● Task requirements
Set down each entry from the block beneath, exactly as written.

Data extracted from a collection:
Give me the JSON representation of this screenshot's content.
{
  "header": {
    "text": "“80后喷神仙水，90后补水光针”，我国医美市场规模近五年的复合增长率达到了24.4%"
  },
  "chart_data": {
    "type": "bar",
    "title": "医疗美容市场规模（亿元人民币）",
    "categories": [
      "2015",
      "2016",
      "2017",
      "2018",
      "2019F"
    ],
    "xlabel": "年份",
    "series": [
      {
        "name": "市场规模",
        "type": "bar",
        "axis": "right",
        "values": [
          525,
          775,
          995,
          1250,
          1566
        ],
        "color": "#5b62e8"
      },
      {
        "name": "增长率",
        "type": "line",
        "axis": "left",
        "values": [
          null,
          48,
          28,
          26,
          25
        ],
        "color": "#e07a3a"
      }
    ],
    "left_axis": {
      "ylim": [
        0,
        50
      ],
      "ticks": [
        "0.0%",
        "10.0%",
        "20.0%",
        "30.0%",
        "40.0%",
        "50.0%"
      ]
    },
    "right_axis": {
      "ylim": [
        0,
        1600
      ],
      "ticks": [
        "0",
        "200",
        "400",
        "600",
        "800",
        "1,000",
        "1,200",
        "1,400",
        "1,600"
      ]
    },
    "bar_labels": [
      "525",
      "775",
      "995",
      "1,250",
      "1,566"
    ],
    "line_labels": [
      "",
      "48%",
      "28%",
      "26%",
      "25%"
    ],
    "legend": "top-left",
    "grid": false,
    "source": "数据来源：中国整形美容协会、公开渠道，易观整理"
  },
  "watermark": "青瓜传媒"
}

● Exercise output
Give me the JSON representation of this screenshot's content.
{
  "header": {
    "text": "“80后喷神仙水，90后补水光针”，我国医美市场规模近五年的复合增长率达到了24.4%"
  },
  "chart_data": {
    "type": "bar",
    "title": "医疗美容市场规模（亿元人民币）",
    "categories": [
      "2015",
      "2016",
      "2017",
      "2018",
      "2019F"
    ],
    "xlabel": "年份",
    "series": [
      {
        "name": "市场规模",
        "type": "bar",
        "axis": "right",
        "values": [
          525,
          775,
          995,
          1250,
          1566
        ],
        "color": "#5b62e8"
      },
      {
        "name": "增长率",
        "type": "line",
        "axis": "left",
        "values": [
          null,
          48,
          28,
          26,
          25
        ],
        "color": "#e07a3a"
      }
    ],
    "left_axis": {
      "ylim": [
        0,
        50
      ],
      "ticks": [
        "0.0%",
        "10.0%",
        "20.0%",
        "30.0%",
        "40.0%",
        "50.0%"
      ]
    },
    "right_axis": {
      "ylim": [
        0,
        1600
      ],
      "ticks": [
        "0",
        "200",
        "400",
        "600",
        "800",
        "1,000",
        "1,200",
        "1,400",
        "1,600"
      ]
    },
    "bar_labels": [
      "525",
      "775",
      "995",
      "1,250",
      "1,566"
    ],
    "line_labels": [
      "",
      "48%",
      "28%",
      "26%",
      "25%"
    ],
    "legend": "top-left",
    "grid": false,
    "source": "数据来源：中国整形美容协会、公开渠道，易观整理"
  },
  "watermark": "青瓜传媒"
}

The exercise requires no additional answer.